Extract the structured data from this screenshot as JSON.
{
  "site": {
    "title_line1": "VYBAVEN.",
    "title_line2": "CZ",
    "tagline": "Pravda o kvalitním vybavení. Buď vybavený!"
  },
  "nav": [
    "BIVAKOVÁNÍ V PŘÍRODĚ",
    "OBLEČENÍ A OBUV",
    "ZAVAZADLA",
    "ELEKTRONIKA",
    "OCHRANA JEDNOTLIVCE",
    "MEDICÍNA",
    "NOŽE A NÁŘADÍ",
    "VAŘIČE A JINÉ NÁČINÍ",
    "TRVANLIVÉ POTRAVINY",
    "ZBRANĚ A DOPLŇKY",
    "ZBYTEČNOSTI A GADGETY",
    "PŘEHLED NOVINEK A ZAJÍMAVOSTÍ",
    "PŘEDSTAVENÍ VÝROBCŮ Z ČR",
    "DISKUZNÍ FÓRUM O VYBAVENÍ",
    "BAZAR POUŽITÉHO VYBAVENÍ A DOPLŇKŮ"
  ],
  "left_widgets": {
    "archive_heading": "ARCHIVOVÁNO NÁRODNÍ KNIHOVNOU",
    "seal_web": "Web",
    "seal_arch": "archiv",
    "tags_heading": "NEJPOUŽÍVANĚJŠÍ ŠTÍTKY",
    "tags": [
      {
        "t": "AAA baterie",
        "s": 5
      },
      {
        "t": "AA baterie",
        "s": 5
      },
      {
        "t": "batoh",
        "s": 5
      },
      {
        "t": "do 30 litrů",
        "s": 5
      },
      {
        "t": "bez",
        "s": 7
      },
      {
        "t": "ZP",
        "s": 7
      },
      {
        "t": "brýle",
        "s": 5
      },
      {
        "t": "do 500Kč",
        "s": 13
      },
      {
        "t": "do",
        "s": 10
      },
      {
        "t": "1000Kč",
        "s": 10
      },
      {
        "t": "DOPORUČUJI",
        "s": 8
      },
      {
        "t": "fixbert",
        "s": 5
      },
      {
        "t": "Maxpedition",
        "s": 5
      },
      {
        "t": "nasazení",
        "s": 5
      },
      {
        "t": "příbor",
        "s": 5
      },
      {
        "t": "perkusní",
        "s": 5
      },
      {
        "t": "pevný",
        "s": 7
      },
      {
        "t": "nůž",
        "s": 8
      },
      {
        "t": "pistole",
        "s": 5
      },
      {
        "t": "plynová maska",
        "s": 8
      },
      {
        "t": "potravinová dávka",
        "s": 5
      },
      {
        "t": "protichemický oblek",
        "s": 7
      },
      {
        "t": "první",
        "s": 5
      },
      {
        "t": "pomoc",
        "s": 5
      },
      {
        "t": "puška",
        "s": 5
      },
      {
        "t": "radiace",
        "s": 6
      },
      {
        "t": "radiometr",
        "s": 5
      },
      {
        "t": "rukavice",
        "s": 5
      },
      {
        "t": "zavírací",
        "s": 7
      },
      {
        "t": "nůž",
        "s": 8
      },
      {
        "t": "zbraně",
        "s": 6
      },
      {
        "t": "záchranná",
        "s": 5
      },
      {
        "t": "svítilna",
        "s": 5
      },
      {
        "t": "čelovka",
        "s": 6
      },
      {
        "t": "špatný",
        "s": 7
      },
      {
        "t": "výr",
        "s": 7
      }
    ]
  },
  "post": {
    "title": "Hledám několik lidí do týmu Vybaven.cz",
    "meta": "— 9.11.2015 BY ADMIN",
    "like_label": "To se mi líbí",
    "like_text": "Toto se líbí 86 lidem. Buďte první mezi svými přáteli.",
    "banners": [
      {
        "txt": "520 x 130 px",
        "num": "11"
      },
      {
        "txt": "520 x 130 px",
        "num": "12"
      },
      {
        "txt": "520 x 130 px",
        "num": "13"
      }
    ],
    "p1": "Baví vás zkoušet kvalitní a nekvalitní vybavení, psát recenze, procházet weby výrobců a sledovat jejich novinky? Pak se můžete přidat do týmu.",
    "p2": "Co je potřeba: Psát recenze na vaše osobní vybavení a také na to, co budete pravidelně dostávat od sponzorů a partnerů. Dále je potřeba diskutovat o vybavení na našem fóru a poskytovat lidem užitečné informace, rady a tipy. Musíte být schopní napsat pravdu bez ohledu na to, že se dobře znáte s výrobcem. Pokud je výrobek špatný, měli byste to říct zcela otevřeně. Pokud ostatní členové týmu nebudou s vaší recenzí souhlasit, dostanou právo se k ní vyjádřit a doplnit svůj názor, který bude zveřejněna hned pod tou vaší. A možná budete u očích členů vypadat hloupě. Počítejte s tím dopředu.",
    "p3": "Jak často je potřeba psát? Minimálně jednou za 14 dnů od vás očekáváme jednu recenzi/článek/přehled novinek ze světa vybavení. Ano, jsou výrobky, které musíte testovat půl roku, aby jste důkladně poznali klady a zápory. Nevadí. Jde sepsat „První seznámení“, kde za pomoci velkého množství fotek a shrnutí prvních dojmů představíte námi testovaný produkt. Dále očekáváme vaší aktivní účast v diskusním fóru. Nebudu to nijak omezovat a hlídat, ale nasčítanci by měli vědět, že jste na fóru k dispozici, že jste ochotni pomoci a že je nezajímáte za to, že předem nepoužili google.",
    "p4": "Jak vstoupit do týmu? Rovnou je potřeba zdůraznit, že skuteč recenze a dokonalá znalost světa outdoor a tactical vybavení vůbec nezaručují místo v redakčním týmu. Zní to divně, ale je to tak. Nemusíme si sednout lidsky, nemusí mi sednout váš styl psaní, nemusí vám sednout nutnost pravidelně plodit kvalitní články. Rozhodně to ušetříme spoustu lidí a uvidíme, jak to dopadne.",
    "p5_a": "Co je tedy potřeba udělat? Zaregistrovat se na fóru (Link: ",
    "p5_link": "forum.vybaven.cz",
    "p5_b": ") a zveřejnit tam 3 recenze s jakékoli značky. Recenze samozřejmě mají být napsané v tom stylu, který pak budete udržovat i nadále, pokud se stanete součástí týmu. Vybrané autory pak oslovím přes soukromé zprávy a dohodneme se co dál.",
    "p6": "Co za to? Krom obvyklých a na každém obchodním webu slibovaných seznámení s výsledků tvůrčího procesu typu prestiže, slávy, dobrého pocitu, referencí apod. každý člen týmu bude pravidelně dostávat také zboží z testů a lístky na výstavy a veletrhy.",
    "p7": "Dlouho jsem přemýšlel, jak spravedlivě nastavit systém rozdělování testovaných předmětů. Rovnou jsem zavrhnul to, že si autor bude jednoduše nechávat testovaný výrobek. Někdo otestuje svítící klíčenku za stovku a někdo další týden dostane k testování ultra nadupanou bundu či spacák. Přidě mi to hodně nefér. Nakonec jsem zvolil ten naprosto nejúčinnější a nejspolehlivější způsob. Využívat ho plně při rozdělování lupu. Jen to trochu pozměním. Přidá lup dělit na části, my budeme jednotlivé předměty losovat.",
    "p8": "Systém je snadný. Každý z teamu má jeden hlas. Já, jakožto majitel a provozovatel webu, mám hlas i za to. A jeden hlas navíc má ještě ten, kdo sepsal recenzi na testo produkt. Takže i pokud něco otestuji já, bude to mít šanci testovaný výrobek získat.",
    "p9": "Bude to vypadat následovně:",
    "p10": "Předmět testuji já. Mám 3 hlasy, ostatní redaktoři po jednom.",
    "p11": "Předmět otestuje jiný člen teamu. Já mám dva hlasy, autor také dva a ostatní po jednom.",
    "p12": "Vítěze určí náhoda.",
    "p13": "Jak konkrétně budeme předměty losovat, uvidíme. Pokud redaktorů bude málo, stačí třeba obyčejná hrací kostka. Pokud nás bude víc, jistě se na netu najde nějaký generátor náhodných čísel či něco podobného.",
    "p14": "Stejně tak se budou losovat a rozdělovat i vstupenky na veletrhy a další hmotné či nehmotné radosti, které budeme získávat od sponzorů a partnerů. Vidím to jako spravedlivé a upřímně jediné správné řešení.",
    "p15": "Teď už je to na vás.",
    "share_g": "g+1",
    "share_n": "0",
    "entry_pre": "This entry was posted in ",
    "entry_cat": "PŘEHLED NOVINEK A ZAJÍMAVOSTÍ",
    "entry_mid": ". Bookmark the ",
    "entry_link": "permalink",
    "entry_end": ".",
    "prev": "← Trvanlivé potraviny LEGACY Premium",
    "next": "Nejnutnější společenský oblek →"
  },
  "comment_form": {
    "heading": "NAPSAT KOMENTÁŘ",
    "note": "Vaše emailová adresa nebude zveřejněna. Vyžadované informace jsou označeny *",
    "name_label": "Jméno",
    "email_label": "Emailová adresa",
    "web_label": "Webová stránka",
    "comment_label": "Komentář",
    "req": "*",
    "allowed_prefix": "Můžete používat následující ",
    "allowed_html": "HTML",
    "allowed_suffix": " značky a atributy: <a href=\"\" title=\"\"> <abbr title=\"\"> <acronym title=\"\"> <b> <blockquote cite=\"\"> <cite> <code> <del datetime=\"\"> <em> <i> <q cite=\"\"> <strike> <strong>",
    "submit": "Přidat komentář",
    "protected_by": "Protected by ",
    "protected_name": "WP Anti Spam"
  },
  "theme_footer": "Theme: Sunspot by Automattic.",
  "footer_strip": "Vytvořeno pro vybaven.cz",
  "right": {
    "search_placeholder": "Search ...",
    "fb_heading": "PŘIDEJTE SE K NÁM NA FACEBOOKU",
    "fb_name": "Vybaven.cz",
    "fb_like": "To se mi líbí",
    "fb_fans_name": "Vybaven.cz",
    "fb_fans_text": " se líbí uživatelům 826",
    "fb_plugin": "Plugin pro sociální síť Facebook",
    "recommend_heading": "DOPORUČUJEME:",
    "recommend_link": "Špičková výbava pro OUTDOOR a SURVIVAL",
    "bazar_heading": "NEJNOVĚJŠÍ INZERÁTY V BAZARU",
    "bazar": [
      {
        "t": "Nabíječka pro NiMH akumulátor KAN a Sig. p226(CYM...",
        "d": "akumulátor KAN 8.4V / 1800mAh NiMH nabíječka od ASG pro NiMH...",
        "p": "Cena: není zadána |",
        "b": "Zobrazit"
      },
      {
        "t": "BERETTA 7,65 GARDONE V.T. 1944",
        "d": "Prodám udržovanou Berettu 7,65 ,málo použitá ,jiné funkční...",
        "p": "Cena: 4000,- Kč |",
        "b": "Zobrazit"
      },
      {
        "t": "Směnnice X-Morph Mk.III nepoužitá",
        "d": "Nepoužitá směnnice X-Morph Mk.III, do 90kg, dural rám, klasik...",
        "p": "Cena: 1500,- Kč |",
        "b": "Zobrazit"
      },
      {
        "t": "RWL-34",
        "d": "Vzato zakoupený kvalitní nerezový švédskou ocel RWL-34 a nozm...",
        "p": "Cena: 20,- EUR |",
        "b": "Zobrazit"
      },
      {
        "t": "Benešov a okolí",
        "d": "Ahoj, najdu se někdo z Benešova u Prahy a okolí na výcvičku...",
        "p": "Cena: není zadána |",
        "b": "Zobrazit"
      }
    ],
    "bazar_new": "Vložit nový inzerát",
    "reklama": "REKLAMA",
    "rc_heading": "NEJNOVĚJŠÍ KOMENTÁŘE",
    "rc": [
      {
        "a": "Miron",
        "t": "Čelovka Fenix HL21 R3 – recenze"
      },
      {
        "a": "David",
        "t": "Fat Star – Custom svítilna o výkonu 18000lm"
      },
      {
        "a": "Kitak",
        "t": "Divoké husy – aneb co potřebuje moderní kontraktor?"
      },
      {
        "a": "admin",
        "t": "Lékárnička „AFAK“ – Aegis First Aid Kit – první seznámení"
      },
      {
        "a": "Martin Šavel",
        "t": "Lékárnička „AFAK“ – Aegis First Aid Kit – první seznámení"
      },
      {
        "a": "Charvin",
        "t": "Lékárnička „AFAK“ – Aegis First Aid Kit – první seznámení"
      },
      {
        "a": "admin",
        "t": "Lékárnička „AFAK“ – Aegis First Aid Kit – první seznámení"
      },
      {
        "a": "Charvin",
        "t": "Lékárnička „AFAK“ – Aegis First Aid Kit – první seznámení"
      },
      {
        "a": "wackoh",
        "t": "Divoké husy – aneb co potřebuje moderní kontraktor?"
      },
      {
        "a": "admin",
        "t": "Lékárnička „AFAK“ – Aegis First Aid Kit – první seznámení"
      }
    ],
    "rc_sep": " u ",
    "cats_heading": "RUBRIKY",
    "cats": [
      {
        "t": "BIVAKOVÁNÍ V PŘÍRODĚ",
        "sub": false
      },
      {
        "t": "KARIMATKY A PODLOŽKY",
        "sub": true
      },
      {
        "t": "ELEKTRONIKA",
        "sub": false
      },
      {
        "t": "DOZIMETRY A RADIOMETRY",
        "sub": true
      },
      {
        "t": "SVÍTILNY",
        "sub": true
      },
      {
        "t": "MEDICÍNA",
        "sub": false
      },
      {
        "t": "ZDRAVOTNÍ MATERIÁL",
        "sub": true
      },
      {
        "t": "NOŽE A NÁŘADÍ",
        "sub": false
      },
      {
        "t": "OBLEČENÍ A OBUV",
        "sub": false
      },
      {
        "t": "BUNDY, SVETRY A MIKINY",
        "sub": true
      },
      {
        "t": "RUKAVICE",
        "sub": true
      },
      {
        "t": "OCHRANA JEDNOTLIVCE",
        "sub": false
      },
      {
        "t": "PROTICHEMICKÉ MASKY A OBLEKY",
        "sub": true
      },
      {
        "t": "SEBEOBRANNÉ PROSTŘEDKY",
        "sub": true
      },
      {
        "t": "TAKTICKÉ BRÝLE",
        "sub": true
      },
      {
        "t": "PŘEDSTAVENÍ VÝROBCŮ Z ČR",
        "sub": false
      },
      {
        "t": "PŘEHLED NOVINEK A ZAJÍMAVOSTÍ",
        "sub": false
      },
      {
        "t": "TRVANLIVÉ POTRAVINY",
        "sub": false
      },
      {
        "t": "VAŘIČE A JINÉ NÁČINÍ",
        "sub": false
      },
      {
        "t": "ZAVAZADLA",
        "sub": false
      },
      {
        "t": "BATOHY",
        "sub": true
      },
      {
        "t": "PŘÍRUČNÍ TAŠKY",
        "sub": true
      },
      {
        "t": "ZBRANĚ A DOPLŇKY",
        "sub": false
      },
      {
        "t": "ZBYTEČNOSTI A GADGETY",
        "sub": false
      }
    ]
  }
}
-=-=-
Task brief:
Read the data above and pull out each line that holds the string "GADGETY".

Solution for this task:
    "ZBYTEČNOSTI A GADGETY",
        "t": "ZBYTEČNOSTI A GADGETY",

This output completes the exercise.